What you need to do
Your task is to repeat all of the material exactly.
━━ Given information ━━
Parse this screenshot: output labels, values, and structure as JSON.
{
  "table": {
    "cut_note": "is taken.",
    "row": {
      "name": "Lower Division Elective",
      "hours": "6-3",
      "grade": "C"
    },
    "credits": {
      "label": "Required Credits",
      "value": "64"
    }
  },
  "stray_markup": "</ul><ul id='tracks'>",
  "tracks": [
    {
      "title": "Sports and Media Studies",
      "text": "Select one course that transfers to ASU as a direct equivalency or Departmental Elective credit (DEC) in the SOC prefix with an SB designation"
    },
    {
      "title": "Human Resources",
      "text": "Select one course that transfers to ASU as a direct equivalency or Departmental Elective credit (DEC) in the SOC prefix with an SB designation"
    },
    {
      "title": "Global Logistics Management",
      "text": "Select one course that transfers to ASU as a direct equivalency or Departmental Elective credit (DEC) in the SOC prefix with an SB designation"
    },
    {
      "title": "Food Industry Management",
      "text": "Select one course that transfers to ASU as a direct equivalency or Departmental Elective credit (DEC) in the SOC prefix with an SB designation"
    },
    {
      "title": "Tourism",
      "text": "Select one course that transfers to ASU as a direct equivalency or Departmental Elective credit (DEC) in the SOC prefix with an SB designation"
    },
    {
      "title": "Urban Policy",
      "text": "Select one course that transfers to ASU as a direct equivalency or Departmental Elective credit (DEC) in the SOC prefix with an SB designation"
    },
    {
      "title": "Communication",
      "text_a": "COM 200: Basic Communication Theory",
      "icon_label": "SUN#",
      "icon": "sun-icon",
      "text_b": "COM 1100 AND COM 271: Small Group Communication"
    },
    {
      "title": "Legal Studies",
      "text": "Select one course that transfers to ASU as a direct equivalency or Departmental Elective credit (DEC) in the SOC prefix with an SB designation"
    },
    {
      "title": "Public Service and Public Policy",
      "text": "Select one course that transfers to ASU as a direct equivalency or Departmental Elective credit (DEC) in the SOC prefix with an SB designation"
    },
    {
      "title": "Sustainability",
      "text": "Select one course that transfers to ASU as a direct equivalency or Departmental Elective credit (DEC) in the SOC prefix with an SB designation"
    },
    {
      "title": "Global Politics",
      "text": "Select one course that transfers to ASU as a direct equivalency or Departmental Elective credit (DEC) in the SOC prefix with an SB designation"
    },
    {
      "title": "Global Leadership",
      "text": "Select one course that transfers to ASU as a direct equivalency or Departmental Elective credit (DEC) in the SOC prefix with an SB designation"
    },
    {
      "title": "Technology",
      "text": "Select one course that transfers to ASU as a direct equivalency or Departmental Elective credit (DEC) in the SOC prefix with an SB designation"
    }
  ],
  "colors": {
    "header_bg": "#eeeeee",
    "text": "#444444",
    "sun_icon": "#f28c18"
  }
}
━━━
Output below
Parse this screenshot: output labels, values, and structure as JSON.
{
  "table": {
    "cut_note": "is taken.",
    "row": {
      "name": "Lower Division Elective",
      "hours": "6-3",
      "grade": "C"
    },
    "credits": {
      "label": "Required Credits",
      "value": "64"
    }
  },
  "stray_markup": "</ul><ul id='tracks'>",
  "tracks": [
    {
      "title": "Sports and Media Studies",
      "text": "Select one course that transfers to ASU as a direct equivalency or Departmental Elective credit (DEC) in the SOC prefix with an SB designation"
    },
    {
      "title": "Human Resources",
      "text": "Select one course that transfers to ASU as a direct equivalency or Departmental Elective credit (DEC) in the SOC prefix with an SB designation"
    },
    {
      "title": "Global Logistics Management",
      "text": "Select one course that transfers to ASU as a direct equivalency or Departmental Elective credit (DEC) in the SOC prefix with an SB designation"
    },
    {
      "title": "Food Industry Management",
      "text": "Select one course that transfers to ASU as a direct equivalency or Departmental Elective credit (DEC) in the SOC prefix with an SB designation"
    },
    {
      "title": "Tourism",
      "text": "Select one course that transfers to ASU as a direct equivalency or Departmental Elective credit (DEC) in the SOC prefix with an SB designation"
    },
    {
      "title": "Urban Policy",
      "text": "Select one course that transfers to ASU as a direct equivalency or Departmental Elective credit (DEC) in the SOC prefix with an SB designation"
    },
    {
      "title": "Communication",
      "text_a": "COM 200: Basic Communication Theory",
      "icon_label": "SUN#",
      "icon": "sun-icon",
      "text_b": "COM 1100 AND COM 271: Small Group Communication"
    },
    {
      "title": "Legal Studies",
      "text": "Select one course that transfers to ASU as a direct equivalency or Departmental Elective credit (DEC) in the SOC prefix with an SB designation"
    },
    {
      "title": "Public Service and Public Policy",
      "text": "Select one course that transfers to ASU as a direct equivalency or Departmental Elective credit (DEC) in the SOC prefix with an SB designation"
    },
    {
      "title": "Sustainability",
      "text": "Select one course that transfers to ASU as a direct equivalency or Departmental Elective credit (DEC) in the SOC prefix with an SB designation"
    },
    {
      "title": "Global Politics",
      "text": "Select one course that transfers to ASU as a direct equivalency or Departmental Elective credit (DEC) in the SOC prefix with an SB designation"
    },
    {
      "title": "Global Leadership",
      "text": "Select one course that transfers to ASU as a direct equivalency or Departmental Elective credit (DEC) in the SOC prefix with an SB designation"
    },
    {
      "title": "Technology",
      "text": "Select one course that transfers to ASU as a direct equivalency or Departmental Elective credit (DEC) in the SOC prefix with an SB designation"
    }
  ],
  "colors": {
    "header_bg": "#eeeeee",
    "text": "#444444",
    "sun_icon": "#f28c18"
  }
}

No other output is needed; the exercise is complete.